- Collected data entries -
◆ ◆ ◆ ◆
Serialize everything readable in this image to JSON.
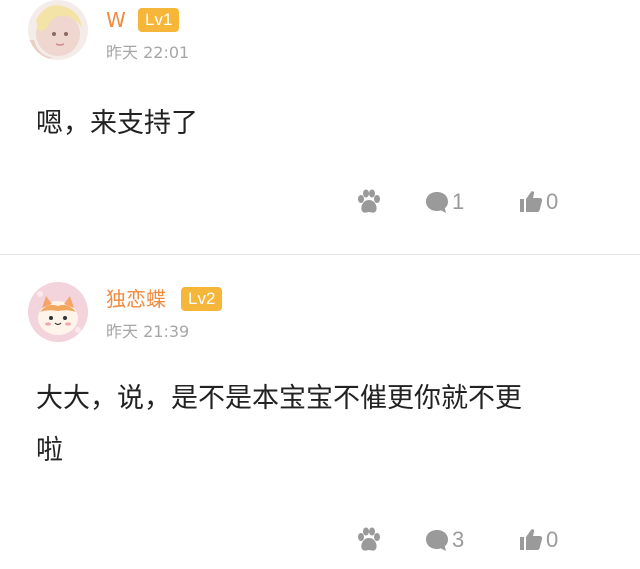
{
  "comments": [
    {
      "username": "W",
      "level": "Lv1",
      "time": "昨天 22:01",
      "content": "嗯，来支持了",
      "reply_count": "1",
      "like_count": "0"
    },
    {
      "username": "独恋蝶",
      "level": "Lv2",
      "time": "昨天 21:39",
      "content": "大大，说，是不是本宝宝不催更你就不更\n啦",
      "reply_count": "3",
      "like_count": "0"
    }
  ],
  "icons": {
    "reward": "paw-icon",
    "reply": "comment-bubble-icon",
    "like": "thumbs-up-icon"
  },
  "colors": {
    "username": "#f08a3e",
    "level_badge": "#f5b63a",
    "meta_text": "#a6a6a6",
    "icon": "#9a9a9a"
  }
}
◆ ◆ ◆ ◆
- Problem to solve -
Repeat each entry above word for word, leaving every picture out.

- Task answer -
Serialize everything readable in this image to JSON.
{
  "comments": [
    {
      "username": "W",
      "level": "Lv1",
      "time": "昨天 22:01",
      "content": "嗯，来支持了",
      "reply_count": "1",
      "like_count": "0"
    },
    {
      "username": "独恋蝶",
      "level": "Lv2",
      "time": "昨天 21:39",
      "content": "大大，说，是不是本宝宝不催更你就不更\n啦",
      "reply_count": "3",
      "like_count": "0"
    }
  ],
  "icons": {
    "reward": "paw-icon",
    "reply": "comment-bubble-icon",
    "like": "thumbs-up-icon"
  },
  "colors": {
    "username": "#f08a3e",
    "level_badge": "#f5b63a",
    "meta_text": "#a6a6a6",
    "icon": "#9a9a9a"
  }
}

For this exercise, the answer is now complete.